Current is a high level parallel programming framework for Tenstorrent accelerators. It's implemented as a C++ library which allows the user to specify computation kernels in the Low Level Kernel (LLK) language which runs on the SFPU. The framework exposes a streaming programming model and is heavily inspired by projects such as RaftLib and the Brook language. The stream-based model allows the framework to implicitly extract data- and pipeline-parallelism. Records in a stream are operated on in parallel by the computation kernel, and connections between kernels allow computation to be pipelined between Tensix cores. The high level specification of the Current program gets transpiled to C++ Metalium host driver code and reader/compute/writer kernels which are automatically scheduled across the Tensix core mesh.
Disclaimer: This project is largely unfinished and will have lots of bugs/inefficiencies when trying to run programs more complicated than the ones described below.
current::Kernel kernel_a;
// Define ports and set compute kernel.
kernel_a.add_input_port("in0", type);
kernel_a.add_input_port("in1", type);
kernel_a.add_output_port("out0", type);
kernel_a.set_compute_kernel(R"(
out0 = 2.0f * in0 + in1;
)", false);
// Define streams.
* * * * * * * * *
• **Required task 1**: Render the records as a JSON list of strings, one string per line, from their first line up to and including the line containing "160, 29, 165]". Leave out blank lines.

• **Data for this exercise**:
* * * * * * * * *
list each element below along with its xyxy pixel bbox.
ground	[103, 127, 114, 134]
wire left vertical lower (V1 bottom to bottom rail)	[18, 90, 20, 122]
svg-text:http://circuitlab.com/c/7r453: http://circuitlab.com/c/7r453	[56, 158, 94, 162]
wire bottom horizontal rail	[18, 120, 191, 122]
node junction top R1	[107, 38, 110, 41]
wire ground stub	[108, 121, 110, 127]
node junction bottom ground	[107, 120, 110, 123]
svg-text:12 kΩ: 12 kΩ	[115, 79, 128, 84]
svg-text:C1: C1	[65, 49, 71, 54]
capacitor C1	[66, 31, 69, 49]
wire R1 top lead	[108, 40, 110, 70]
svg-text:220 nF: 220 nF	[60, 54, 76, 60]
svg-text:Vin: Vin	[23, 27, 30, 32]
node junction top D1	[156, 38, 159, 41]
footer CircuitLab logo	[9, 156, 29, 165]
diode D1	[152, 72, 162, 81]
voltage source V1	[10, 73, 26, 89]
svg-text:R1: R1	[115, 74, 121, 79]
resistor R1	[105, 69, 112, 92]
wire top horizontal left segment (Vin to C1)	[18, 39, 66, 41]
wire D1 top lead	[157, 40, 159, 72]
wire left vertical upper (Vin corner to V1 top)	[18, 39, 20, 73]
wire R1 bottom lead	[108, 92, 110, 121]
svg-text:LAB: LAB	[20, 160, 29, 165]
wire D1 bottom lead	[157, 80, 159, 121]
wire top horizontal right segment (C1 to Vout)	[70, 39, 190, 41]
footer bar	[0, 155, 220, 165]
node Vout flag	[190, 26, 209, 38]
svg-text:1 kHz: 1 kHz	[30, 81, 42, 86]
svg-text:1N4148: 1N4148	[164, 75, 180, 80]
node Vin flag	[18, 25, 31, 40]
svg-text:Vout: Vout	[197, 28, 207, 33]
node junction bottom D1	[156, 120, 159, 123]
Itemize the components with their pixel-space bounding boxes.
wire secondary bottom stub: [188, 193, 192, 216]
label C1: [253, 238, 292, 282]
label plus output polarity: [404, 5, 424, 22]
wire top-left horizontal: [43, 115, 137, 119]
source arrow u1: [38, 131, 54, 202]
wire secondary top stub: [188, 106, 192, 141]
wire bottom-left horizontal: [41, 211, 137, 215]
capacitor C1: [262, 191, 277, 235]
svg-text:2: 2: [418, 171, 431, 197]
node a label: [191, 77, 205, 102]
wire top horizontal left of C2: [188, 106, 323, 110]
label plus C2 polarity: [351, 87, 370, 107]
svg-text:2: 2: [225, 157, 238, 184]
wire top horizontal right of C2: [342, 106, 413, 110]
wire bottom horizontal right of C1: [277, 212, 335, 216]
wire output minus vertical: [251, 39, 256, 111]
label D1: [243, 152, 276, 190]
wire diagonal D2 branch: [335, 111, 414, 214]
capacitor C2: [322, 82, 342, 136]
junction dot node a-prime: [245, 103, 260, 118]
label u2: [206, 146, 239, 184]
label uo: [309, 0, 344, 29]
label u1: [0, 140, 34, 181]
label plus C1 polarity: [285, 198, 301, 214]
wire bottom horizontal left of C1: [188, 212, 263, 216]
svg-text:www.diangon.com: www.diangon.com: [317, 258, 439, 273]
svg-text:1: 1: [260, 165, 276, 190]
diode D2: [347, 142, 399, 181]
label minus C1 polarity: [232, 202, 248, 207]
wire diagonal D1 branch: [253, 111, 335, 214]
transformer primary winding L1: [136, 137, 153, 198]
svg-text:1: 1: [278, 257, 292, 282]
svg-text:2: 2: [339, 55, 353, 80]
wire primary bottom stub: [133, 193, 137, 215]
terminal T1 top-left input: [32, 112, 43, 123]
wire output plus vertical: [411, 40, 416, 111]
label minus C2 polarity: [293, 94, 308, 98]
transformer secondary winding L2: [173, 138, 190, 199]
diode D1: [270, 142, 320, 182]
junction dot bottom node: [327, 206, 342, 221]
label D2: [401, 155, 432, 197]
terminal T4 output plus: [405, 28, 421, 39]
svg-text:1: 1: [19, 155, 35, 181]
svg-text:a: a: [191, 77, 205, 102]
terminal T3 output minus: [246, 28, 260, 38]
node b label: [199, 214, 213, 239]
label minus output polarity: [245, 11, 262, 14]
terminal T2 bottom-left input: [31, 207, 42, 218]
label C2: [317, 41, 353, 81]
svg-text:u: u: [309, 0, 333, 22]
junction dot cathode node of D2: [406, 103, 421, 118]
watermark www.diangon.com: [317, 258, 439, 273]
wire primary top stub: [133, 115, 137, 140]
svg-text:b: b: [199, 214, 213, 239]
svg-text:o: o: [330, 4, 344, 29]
* * * * * * * * *
• **Required task 2**: Extend the text on the Current framework for Tenstorrent accelerators, picking up right after its final line.

• **Right answer 1**:
[
  "list each element below along with its xyxy pixel bbox.",
  "ground\t[103, 127, 114, 134]",
  "wire left vertical lower (V1 bottom to bottom rail)\t[18, 90, 20, 122]",
  "svg-text:http://circuitlab.com/c/7r453: http://circuitlab.com/c/7r453\t[56, 158, 94, 162]",
  "wire bottom horizontal rail\t[18, 120, 191, 122]",
  "node junction top R1\t[107, 38, 110, 41]",
  "wire ground stub\t[108, 121, 110, 127]",
  "node junction bottom ground\t[107, 120, 110, 123]",
  "svg-text:12 kΩ: 12 kΩ\t[115, 79, 128, 84]",
  "svg-text:C1: C1\t[65, 49, 71, 54]",
  "capacitor C1\t[66, 31, 69, 49]",
  "wire R1 top lead\t[108, 40, 110, 70]",
  "svg-text:220 nF: 220 nF\t[60, 54, 76, 60]",
  "svg-text:Vin: Vin\t[23, 27, 30, 32]",
  "node junction top D1\t[156, 38, 159, 41]",
  "footer CircuitLab logo\t[9, 156, 29, 165]",
  "diode D1\t[152, 72, 162, 81]",
  "voltage source V1\t[10, 73, 26, 89]",
  "svg-text:R1: R1\t[115, 74, 121, 79]",
  "resistor R1\t[105, 69, 112, 92]",
  "wire top horizontal left segment (Vin to C1)\t[18, 39, 66, 41]",
  "wire D1 top lead\t[157, 40, 159, 72]",
  "wire left vertical upper (Vin corner to V1 top)\t[18, 39, 20, 73]",
  "wire R1 bottom lead\t[108, 92, 110, 121]",
  "svg-text:LAB: LAB\t[20, 160, 29, 165]"
]

• **Right answer 2**:
current::Stream source0(generator0_data, count, type);
current::Stream source1(generator1_data, count, type);
current::Stream sink(output_data, count, type);
current::Map({&kernel_a}, {&source0, &source1, &sink});
map.add_connection(&source0, &kernel_a, "in0");
map.add_connection(&source1, &kernel_a, "in1");
map.add_connection(&kernel_a, "out0", &sink);
map.execute();The above snippet showcases how to define a SAXPY kernel in Current. Streams are essentially just buffers in DRAM, so the corresponding reader kernel that gets generated streams in tiles from the two DRAM buffers:
// ... [Includes, cicrular buffer initialization, and runtime argument fetching omitted] ...
while(in0_count < in0_ntiles && in1_count < in1_ntiles) {
if (in0_count < in0_ntiles) {
cb_reserve_back(in0, 1);
}
if (in1_count < in1_ntiles) {
cb_reserve_back(in1, 1);
}
if (in0_count < in0_ntiles) {
uint32_t in0_write_ptr = get_write_ptr(in0);
uint32_t id = in0_tile_offset + in0_count;
noc_async_read_tile(id, in0_addr_gen, in0_write_ptr);
}
if (in1_count < in1_ntiles) {
uint32_t in1_write_ptr = get_write_ptr(in1);
uint32_t id = in1_tile_offset + in1_count;
noc_async_read_tile(id, in1_addr_gen, in1_write_ptr);
}
noc_async_read_barrier();
if (in0_count < in0_ntiles) {
cb_push_back(in0, 1);
in0_count++;
}
if (in1_count < in1_ntiles) {
cb_push_back(in1, 1);
in1_count++;
}
}The cbid_tile_offset is used in the case where the computation is parallelized across multiple Tensix tiles and the workload is statically partitioned.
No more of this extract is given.